• **Requirements**: Your task is to repeat the entries underneath exactly, minus the pictures.

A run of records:
§ §

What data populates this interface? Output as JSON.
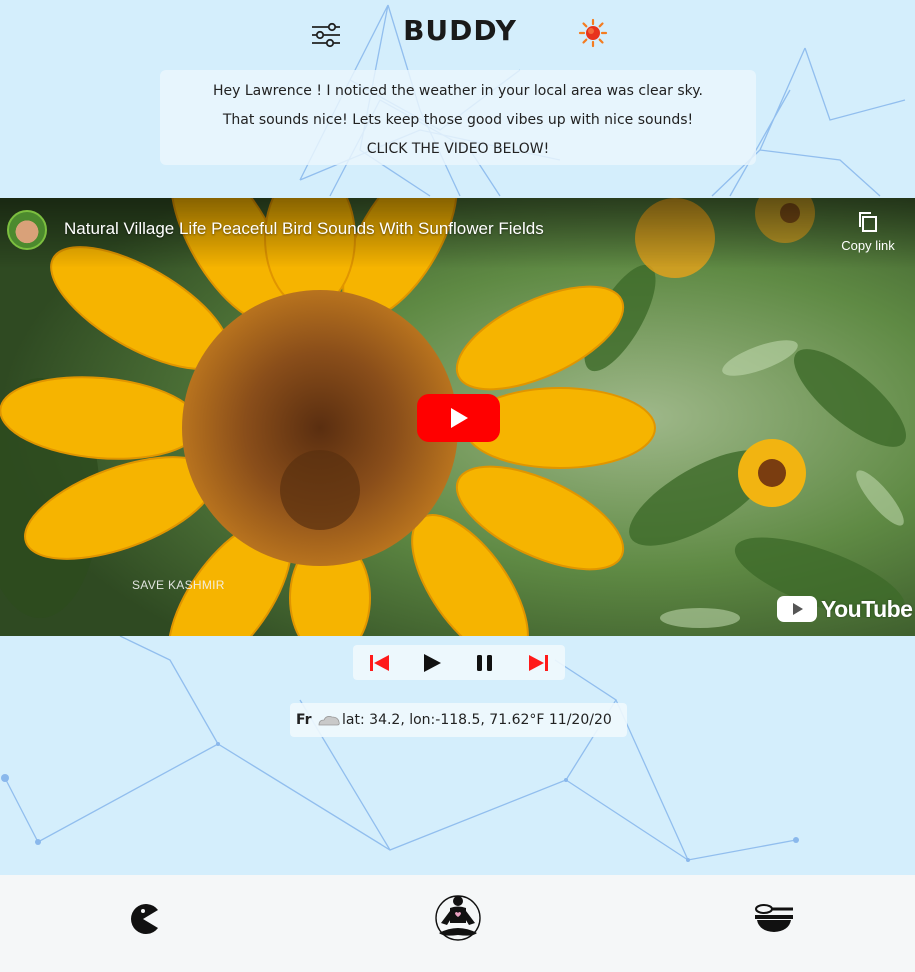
{
  "header": {
    "title": "BUDDY",
    "settings_icon": "sliders-icon",
    "weather_icon": "sun-icon"
  },
  "message": {
    "line1": "Hey Lawrence ! I noticed the weather in your local area was clear sky.",
    "line2": "That sounds nice! Lets keep those good vibes up with nice sounds!",
    "line3": "CLICK THE VIDEO BELOW!"
  },
  "video": {
    "title": "Natural Village Life Peaceful Bird Sounds With Sunflower Fields",
    "copy_link_label": "Copy link",
    "watermark": "SAVE KASHMIR",
    "platform": "YouTube",
    "accent": "#ff0000"
  },
  "controls": {
    "icons": [
      "skip-previous-icon",
      "play-icon",
      "pause-icon",
      "skip-next-icon"
    ]
  },
  "status": {
    "day": "Fr",
    "info": "lat: 34.2, lon:-118.5, 71.62°F 11/20/20",
    "icon": "cloud-icon"
  },
  "bottom_nav": {
    "items": [
      "pacman-icon",
      "meditation-icon",
      "bowl-whisk-icon"
    ]
  },
  "colors": {
    "background": "#d4eefc",
    "network_lines": "#8ab8ec",
    "control_red": "#ff1a1a"
  }
}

§ §

• **Task response**:
What data populates this interface? Output as JSON.
{
  "header": {
    "title": "BUDDY",
    "settings_icon": "sliders-icon",
    "weather_icon": "sun-icon"
  },
  "message": {
    "line1": "Hey Lawrence ! I noticed the weather in your local area was clear sky.",
    "line2": "That sounds nice! Lets keep those good vibes up with nice sounds!",
    "line3": "CLICK THE VIDEO BELOW!"
  },
  "video": {
    "title": "Natural Village Life Peaceful Bird Sounds With Sunflower Fields",
    "copy_link_label": "Copy link",
    "watermark": "SAVE KASHMIR",
    "platform": "YouTube",
    "accent": "#ff0000"
  },
  "controls": {
    "icons": [
      "skip-previous-icon",
      "play-icon",
      "pause-icon",
      "skip-next-icon"
    ]
  },
  "status": {
    "day": "Fr",
    "info": "lat: 34.2, lon:-118.5, 71.62°F 11/20/20",
    "icon": "cloud-icon"
  },
  "bottom_nav": {
    "items": [
      "pacman-icon",
      "meditation-icon",
      "bowl-whisk-icon"
    ]
  },
  "colors": {
    "background": "#d4eefc",
    "network_lines": "#8ab8ec",
    "control_red": "#ff1a1a"
  }
}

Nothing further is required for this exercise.